Brief: From the listing that follows, extract every line and set it down unaltered.

Records to use:
────────────────

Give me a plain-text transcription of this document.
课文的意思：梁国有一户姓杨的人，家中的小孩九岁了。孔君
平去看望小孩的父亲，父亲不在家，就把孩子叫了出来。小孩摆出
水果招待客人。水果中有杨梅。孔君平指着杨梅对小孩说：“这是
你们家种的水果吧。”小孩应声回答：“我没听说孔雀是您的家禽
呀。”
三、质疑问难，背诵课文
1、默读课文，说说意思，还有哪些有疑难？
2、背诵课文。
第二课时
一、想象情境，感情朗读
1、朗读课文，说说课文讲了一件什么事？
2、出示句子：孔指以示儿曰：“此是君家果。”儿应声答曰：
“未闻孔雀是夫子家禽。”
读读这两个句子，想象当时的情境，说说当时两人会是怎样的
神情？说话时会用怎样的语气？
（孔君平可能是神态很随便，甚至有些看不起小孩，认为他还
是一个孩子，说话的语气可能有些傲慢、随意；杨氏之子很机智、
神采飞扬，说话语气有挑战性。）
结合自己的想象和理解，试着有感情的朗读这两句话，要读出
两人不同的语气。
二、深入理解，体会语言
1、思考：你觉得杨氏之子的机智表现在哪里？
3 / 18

────────────────

Response to this task:
Give me a plain-text transcription of this document.
课文的意思：梁国有一户姓杨的人，家中的小孩九岁了。孔君
平去看望小孩的父亲，父亲不在家，就把孩子叫了出来。小孩摆出
水果招待客人。水果中有杨梅。孔君平指着杨梅对小孩说：“这是
你们家种的水果吧。”小孩应声回答：“我没听说孔雀是您的家禽
呀。”
三、质疑问难，背诵课文
1、默读课文，说说意思，还有哪些有疑难？
2、背诵课文。
第二课时
一、想象情境，感情朗读
1、朗读课文，说说课文讲了一件什么事？
2、出示句子：孔指以示儿曰：“此是君家果。”儿应声答曰：
“未闻孔雀是夫子家禽。”
读读这两个句子，想象当时的情境，说说当时两人会是怎样的
神情？说话时会用怎样的语气？
（孔君平可能是神态很随便，甚至有些看不起小孩，认为他还
是一个孩子，说话的语气可能有些傲慢、随意；杨氏之子很机智、
神采飞扬，说话语气有挑战性。）
结合自己的想象和理解，试着有感情的朗读这两句话，要读出
两人不同的语气。
二、深入理解，体会语言
1、思考：你觉得杨氏之子的机智表现在哪里？
3 / 18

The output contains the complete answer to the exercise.